*Work to do*:
Go through the entries below and pick out every line with "Copy".

*Data in this exercise*:
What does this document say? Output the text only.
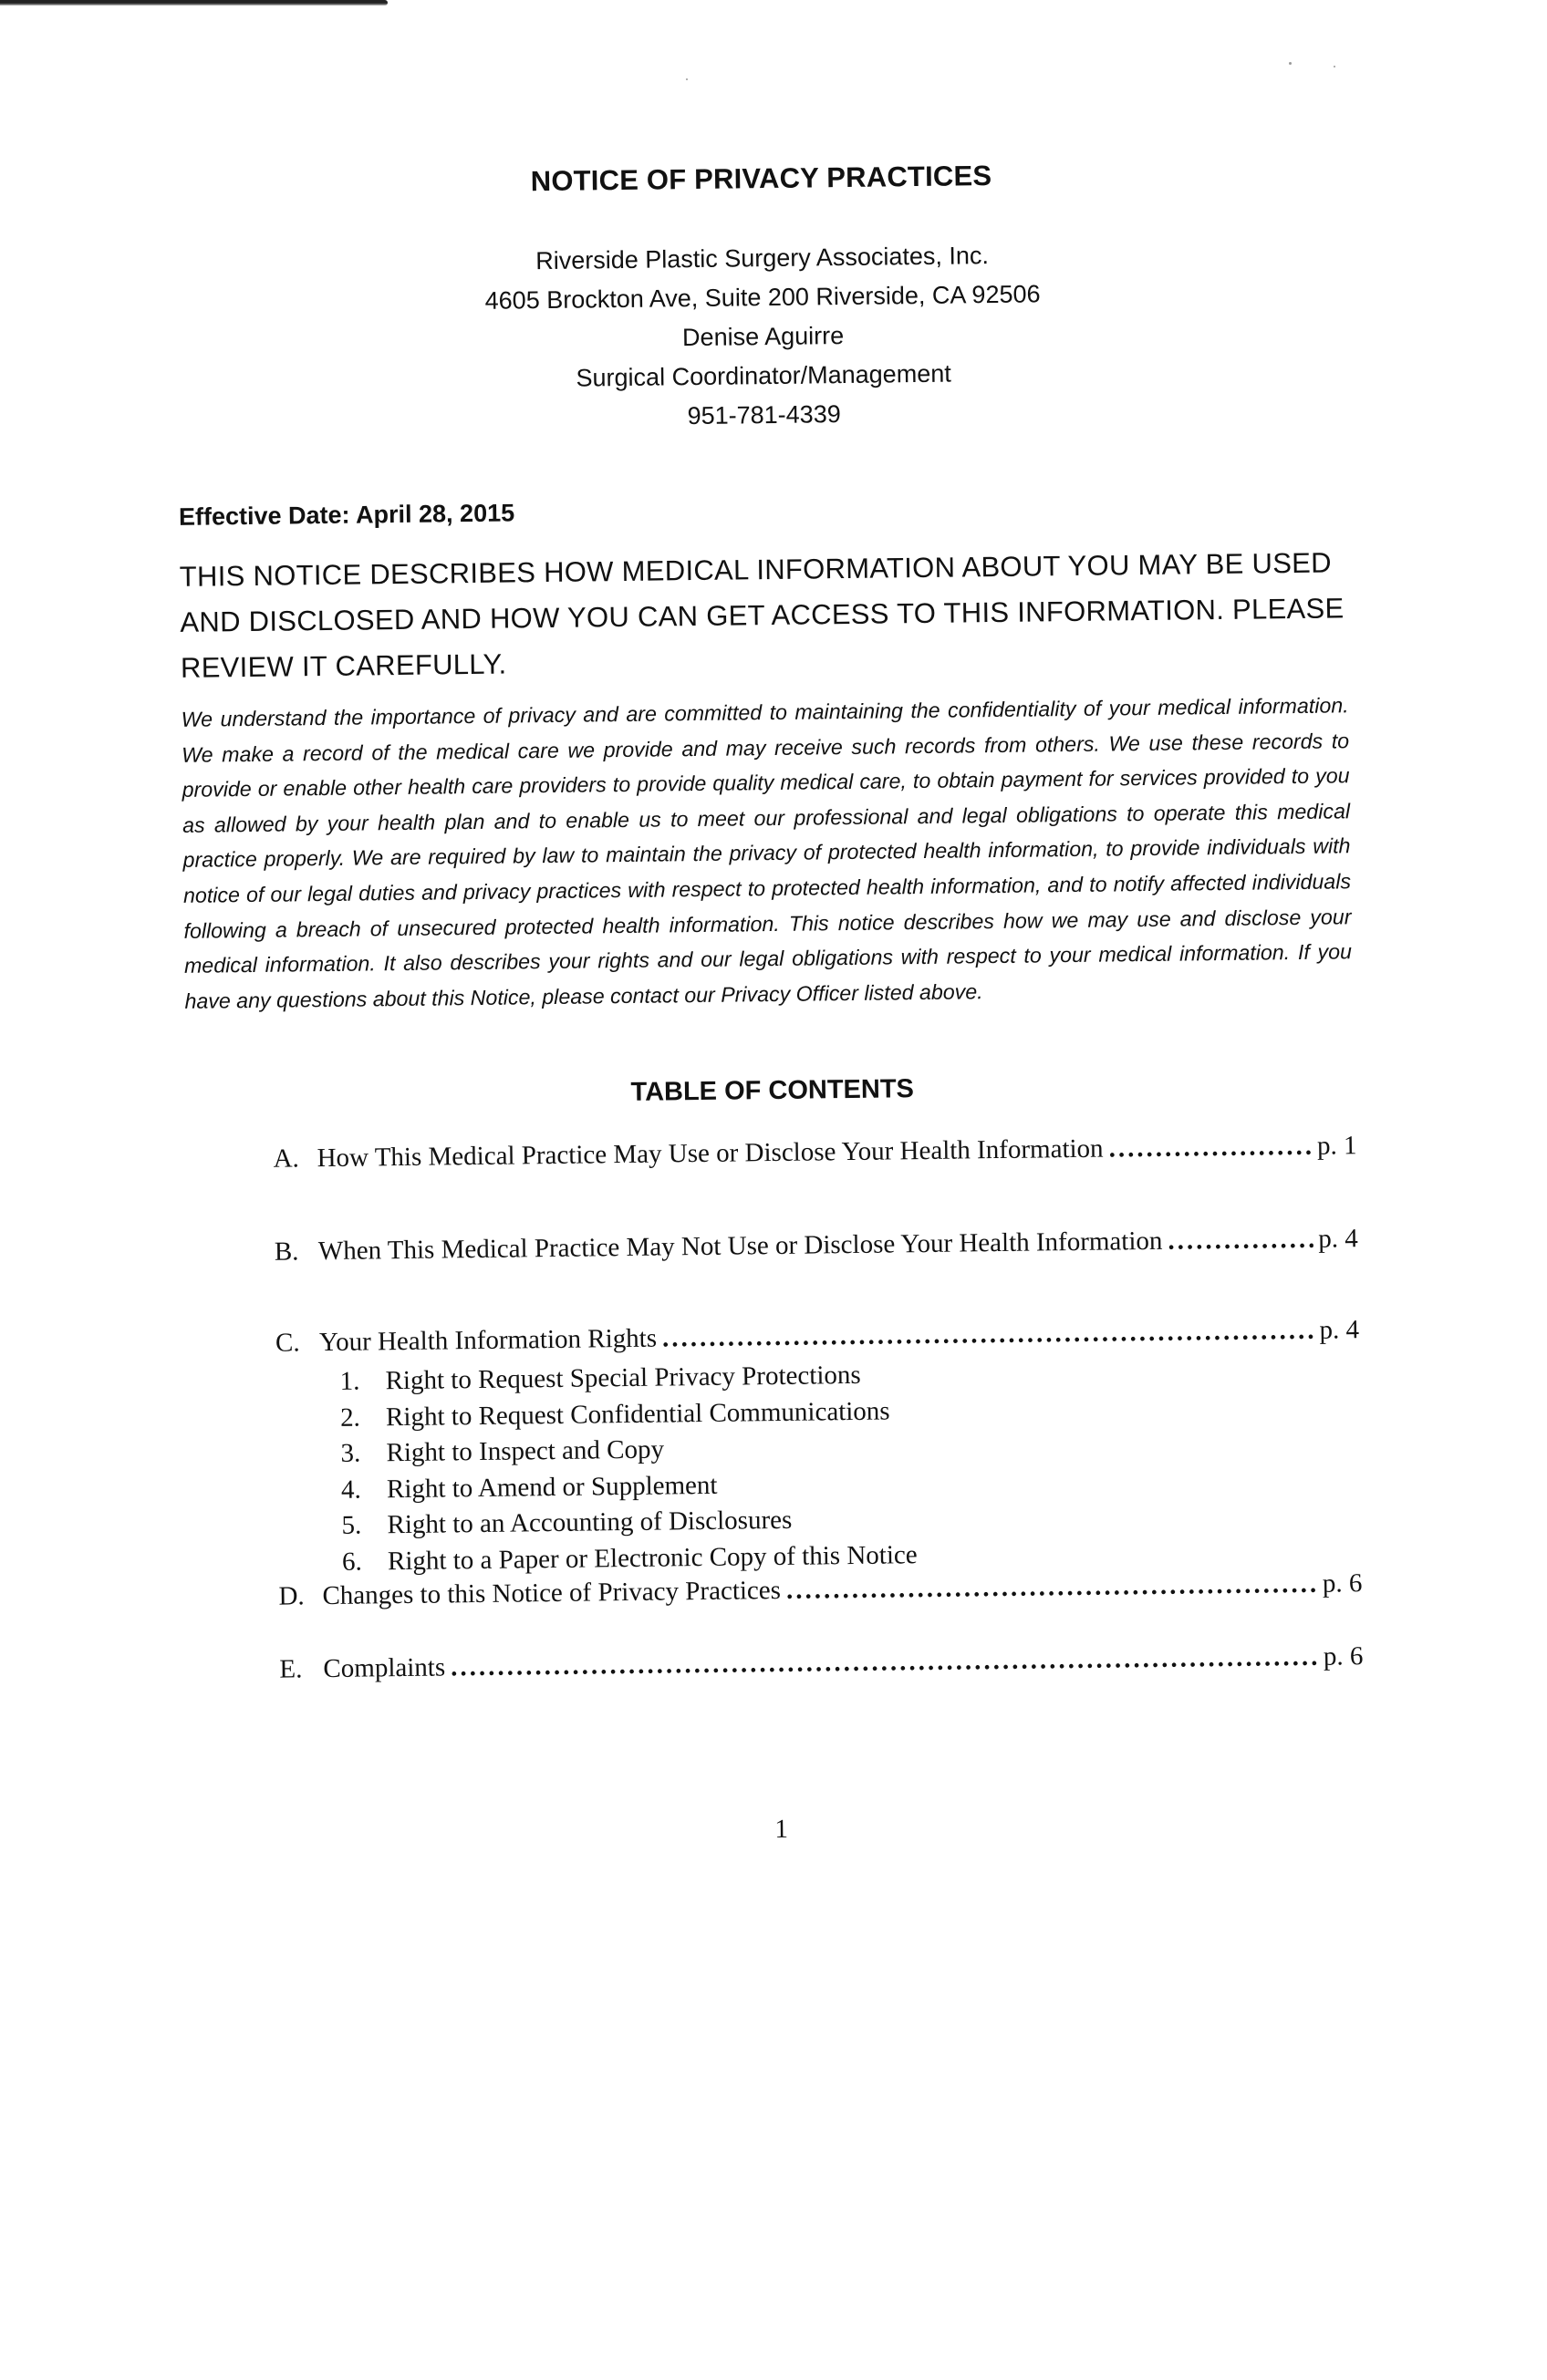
NOTICE OF PRIVACY PRACTICES
Riverside Plastic Surgery Associates, Inc.
4605 Brockton Ave, Suite 200 Riverside, CA 92506
Denise Aguirre
Surgical Coordinator/Management
951-781-4339
Effective Date: April 28, 2015
THIS NOTICE DESCRIBES HOW MEDICAL INFORMATION ABOUT YOU MAY BE USED AND DISCLOSED AND HOW YOU CAN GET ACCESS TO THIS INFORMATION. PLEASE REVIEW IT CAREFULLY.
We understand the importance of privacy and are committed to maintaining the confidentiality of your medical information. We make a record of the medical care we provide and may receive such records from others. We use these records to provide or enable other health care providers to provide quality medical care, to obtain payment for services provided to you as allowed by your health plan and to enable us to meet our professional and legal obligations to operate this medical practice properly. We are required by law to maintain the privacy of protected health information, to provide individuals with notice of our legal duties and privacy practices with respect to protected health information, and to notify affected individuals following a breach of unsecured protected health information. This notice describes how we may use and disclose your medical information. It also describes your rights and our legal obligations with respect to your medical information. If you have any questions about this Notice, please contact our Privacy Officer listed above.
TABLE OF CONTENTS
A. How This Medical Practice May Use or Disclose Your Health Information .....	p. 1
B. When This Medical Practice May Not Use or Disclose Your Health Information .....	p. 4
C. Your Health Information Rights .....	p. 4
1. Right to Request Special Privacy Protections
2. Right to Request Confidential Communications
3. Right to Inspect and Copy
4. Right to Amend or Supplement
5. Right to an Accounting of Disclosures
6. Right to a Paper or Electronic Copy of this Notice
D. Changes to this Notice of Privacy Practices .....	p. 6
E. Complaints .....	p. 6
1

*Solution to this task*:
3. Right to Inspect and Copy
6. Right to a Paper or Electronic Copy of this Notice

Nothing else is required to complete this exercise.